Among the records below, find each line that includes the string "löschen" and copy it.

Dataset records -
■ ■ ■ ■
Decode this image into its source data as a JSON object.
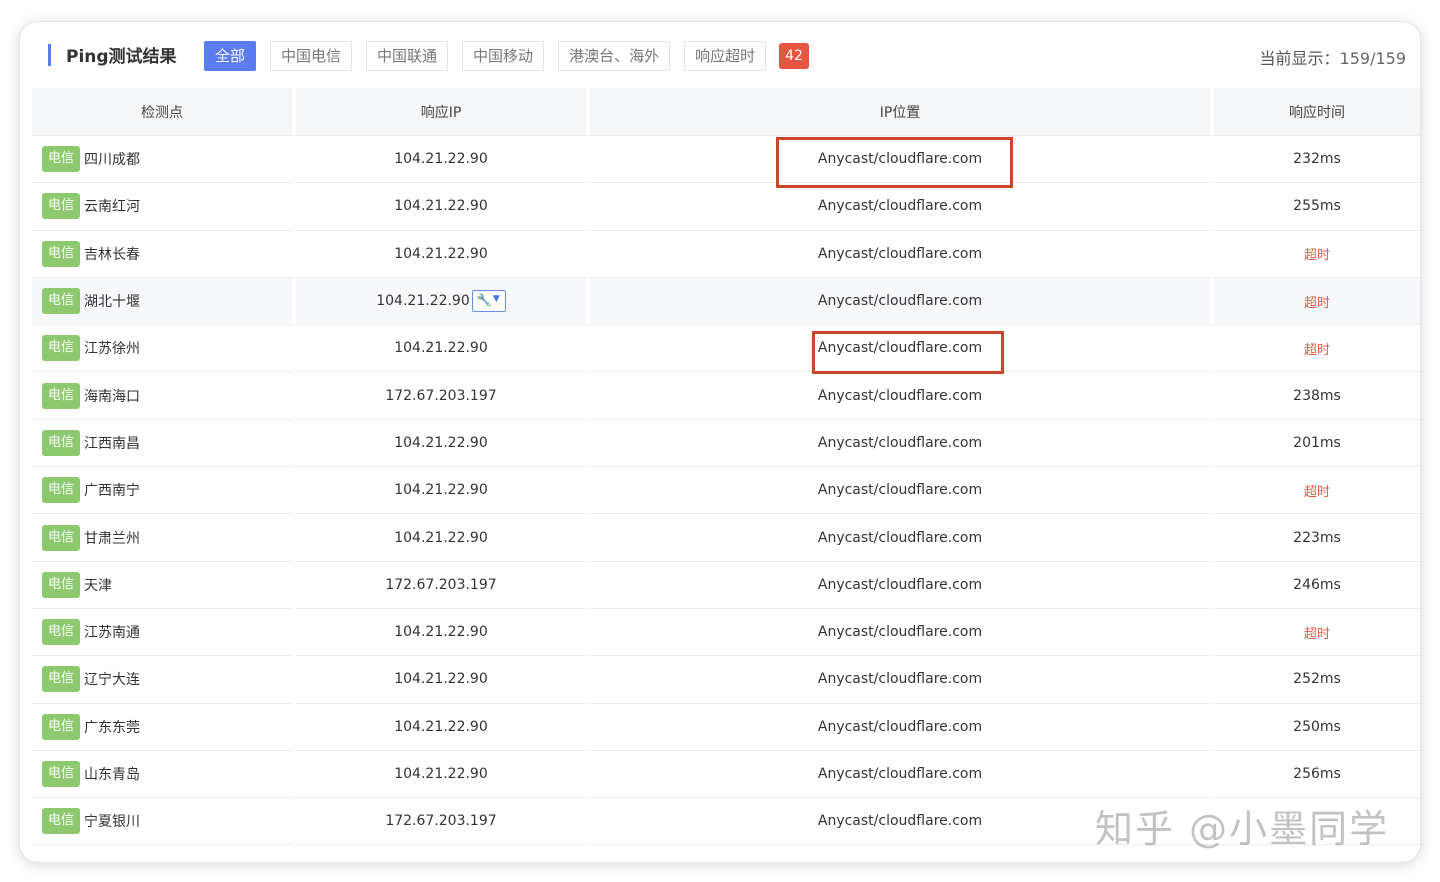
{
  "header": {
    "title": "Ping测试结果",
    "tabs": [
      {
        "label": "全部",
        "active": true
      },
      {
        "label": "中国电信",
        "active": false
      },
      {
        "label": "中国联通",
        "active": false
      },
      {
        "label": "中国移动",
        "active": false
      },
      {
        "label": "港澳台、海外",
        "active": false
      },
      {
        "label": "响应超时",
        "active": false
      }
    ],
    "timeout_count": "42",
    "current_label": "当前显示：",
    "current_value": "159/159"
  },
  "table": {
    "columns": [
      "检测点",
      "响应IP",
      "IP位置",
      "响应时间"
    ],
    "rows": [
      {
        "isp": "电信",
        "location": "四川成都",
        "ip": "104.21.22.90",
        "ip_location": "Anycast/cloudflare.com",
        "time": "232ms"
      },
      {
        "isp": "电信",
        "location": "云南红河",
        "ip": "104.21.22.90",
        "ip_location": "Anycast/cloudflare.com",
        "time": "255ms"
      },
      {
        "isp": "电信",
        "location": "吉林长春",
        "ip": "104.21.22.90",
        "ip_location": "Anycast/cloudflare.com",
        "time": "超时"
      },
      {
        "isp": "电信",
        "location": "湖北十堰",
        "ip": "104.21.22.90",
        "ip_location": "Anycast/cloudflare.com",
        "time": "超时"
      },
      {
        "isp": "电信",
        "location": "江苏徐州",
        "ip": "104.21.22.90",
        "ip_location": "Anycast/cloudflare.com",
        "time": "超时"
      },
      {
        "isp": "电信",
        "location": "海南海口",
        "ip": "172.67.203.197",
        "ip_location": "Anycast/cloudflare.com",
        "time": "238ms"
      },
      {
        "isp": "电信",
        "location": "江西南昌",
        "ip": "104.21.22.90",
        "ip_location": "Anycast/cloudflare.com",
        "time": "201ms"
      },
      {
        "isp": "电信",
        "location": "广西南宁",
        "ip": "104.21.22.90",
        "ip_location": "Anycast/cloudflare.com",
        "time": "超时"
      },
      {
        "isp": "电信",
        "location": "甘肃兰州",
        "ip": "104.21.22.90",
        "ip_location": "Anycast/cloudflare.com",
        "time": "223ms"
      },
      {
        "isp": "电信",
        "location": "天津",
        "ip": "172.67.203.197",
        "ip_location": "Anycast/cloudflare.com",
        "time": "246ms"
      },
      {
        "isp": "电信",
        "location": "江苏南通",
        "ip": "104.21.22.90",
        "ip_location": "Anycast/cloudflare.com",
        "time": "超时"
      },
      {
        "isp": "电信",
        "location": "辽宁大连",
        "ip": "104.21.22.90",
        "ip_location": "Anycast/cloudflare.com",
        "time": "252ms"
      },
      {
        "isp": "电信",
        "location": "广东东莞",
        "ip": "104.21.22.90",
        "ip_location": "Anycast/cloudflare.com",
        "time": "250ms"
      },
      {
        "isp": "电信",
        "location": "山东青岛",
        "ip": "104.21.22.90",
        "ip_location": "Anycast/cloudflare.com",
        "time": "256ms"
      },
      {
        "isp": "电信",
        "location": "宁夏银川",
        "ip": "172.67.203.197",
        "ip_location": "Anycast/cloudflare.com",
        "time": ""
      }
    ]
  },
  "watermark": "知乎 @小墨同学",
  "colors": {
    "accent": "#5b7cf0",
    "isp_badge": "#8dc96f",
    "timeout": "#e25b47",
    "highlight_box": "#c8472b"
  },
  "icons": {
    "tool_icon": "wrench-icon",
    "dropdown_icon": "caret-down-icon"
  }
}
■ ■ ■ ■
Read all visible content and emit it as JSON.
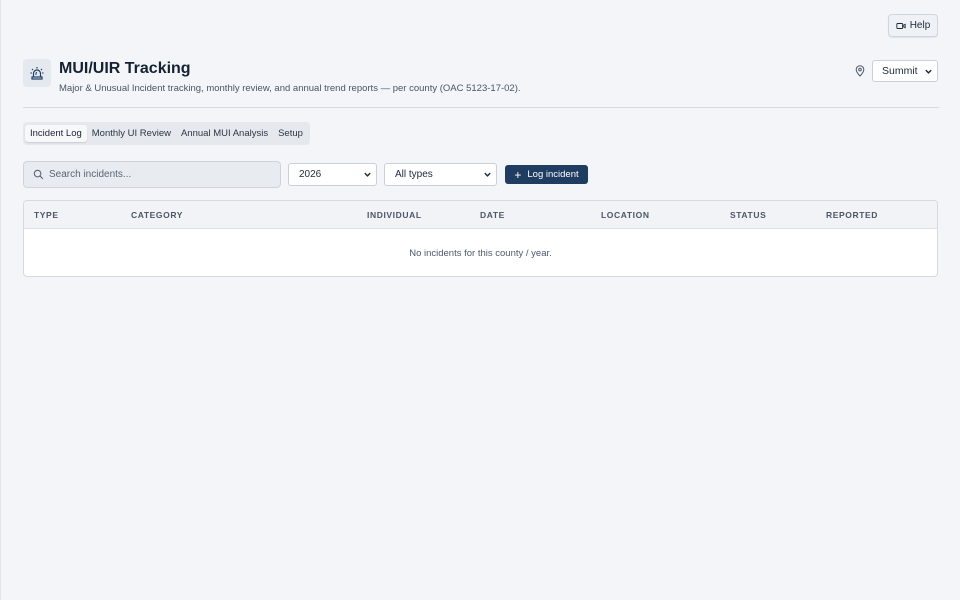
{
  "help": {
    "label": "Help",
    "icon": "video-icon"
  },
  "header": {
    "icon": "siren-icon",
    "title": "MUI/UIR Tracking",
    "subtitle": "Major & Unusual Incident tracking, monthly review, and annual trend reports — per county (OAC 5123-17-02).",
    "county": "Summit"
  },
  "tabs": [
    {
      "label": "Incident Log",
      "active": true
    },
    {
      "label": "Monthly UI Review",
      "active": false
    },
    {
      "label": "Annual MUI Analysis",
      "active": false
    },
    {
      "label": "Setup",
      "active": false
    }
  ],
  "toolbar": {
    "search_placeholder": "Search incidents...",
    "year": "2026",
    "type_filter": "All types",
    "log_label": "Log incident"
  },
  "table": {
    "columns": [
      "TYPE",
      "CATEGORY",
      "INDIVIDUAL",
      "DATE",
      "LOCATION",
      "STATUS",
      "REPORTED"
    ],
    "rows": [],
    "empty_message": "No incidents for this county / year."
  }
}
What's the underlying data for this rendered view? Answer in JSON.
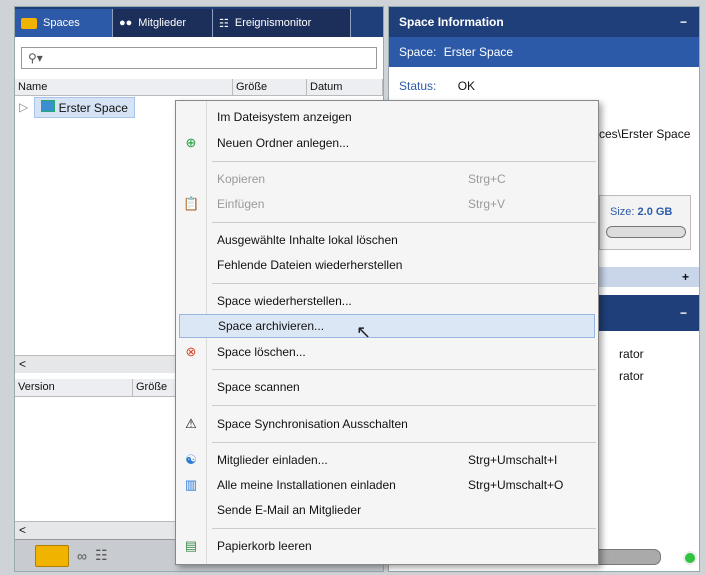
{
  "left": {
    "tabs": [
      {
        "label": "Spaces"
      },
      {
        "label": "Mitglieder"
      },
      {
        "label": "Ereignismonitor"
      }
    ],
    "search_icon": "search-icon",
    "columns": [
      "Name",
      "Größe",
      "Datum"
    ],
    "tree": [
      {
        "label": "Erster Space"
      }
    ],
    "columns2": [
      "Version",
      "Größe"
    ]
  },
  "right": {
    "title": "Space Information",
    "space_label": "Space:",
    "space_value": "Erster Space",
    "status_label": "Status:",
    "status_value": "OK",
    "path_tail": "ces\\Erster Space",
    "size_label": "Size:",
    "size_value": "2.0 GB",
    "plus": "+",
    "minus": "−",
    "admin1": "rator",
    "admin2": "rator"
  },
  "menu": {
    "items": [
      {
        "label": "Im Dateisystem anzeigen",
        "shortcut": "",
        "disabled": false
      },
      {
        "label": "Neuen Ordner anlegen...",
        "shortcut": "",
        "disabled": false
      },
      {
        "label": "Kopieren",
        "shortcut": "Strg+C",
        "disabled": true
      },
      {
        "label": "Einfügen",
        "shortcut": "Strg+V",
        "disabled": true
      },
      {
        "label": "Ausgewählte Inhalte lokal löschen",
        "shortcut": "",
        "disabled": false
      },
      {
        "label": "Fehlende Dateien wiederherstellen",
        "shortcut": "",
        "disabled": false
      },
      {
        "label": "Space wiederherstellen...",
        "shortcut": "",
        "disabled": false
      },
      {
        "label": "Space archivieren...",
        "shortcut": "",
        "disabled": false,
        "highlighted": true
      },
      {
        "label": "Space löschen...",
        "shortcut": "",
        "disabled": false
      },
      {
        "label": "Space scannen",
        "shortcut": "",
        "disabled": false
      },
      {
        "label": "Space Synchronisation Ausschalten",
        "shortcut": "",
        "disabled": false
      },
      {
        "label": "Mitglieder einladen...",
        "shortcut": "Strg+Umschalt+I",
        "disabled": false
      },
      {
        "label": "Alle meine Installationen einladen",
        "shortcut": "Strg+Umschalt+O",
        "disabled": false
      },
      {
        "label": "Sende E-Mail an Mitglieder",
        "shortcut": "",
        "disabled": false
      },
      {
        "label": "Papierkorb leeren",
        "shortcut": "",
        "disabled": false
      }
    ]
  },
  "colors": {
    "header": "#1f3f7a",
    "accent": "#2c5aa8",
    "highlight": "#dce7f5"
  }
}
■ ■ ■ ■
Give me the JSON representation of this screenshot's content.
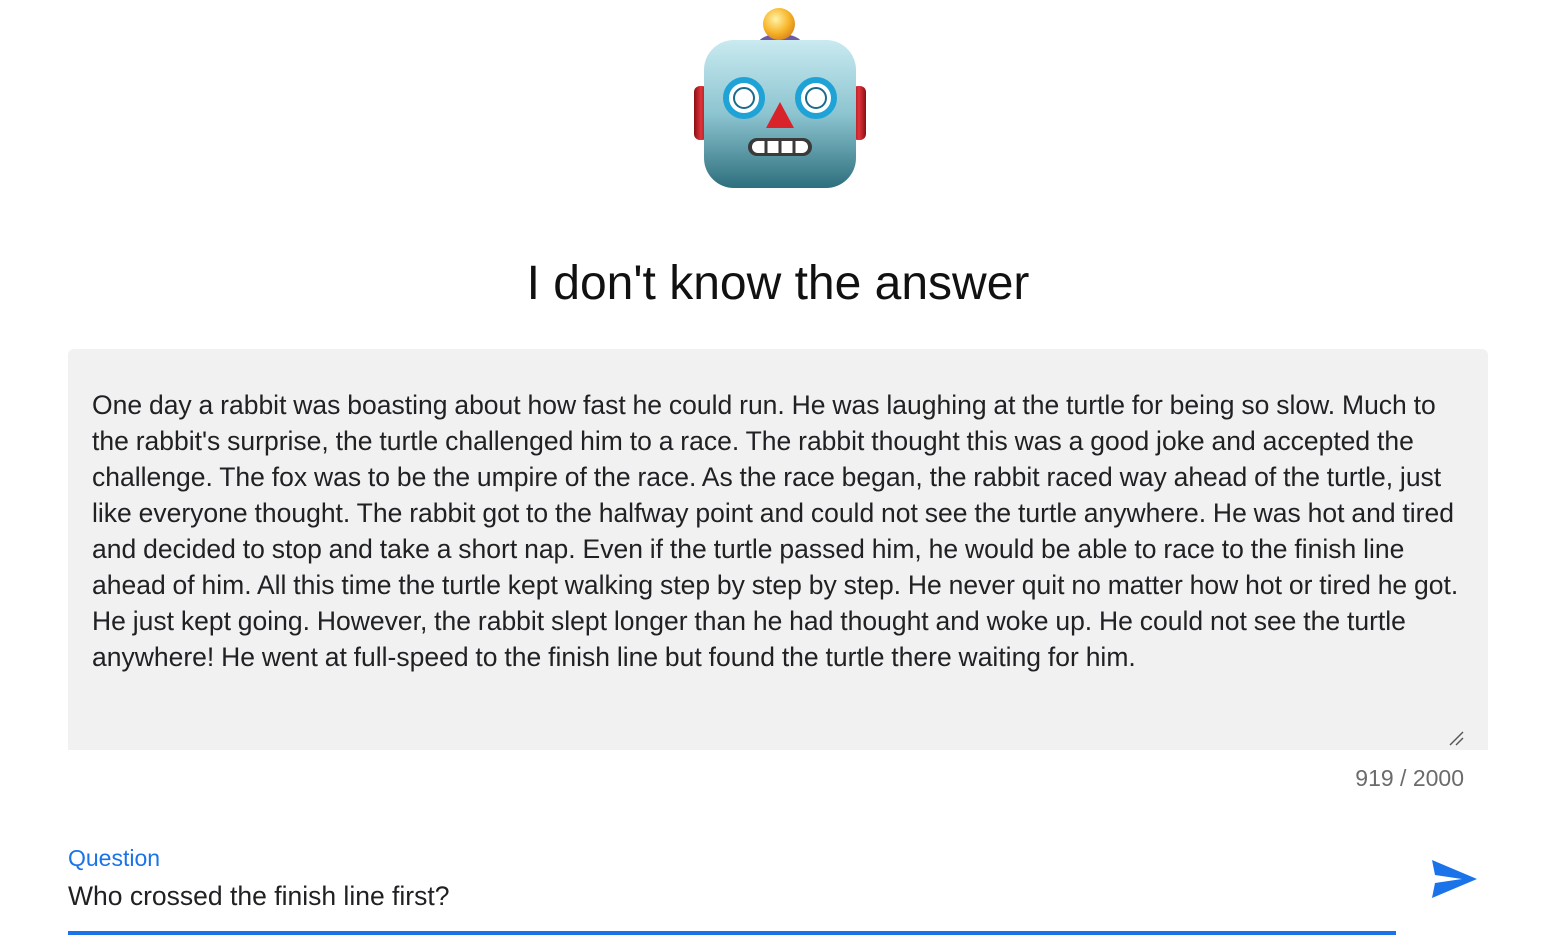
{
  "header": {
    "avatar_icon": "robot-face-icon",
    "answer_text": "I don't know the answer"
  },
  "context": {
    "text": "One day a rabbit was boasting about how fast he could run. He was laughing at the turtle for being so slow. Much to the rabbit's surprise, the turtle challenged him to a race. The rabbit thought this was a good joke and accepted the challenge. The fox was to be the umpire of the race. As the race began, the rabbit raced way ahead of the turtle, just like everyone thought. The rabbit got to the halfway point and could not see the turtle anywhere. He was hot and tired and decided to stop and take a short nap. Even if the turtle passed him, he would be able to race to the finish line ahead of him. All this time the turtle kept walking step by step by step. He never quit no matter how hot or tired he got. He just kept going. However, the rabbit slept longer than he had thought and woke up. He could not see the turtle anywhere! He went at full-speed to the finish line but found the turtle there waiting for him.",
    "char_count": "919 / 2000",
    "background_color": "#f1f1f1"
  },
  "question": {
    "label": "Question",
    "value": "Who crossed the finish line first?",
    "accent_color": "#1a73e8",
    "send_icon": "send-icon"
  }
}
■ ■ ■ ■
Solution to this task -
        "label": "Ausgewählte Inhalte lokal löschen",
        "label": "Space löschen...",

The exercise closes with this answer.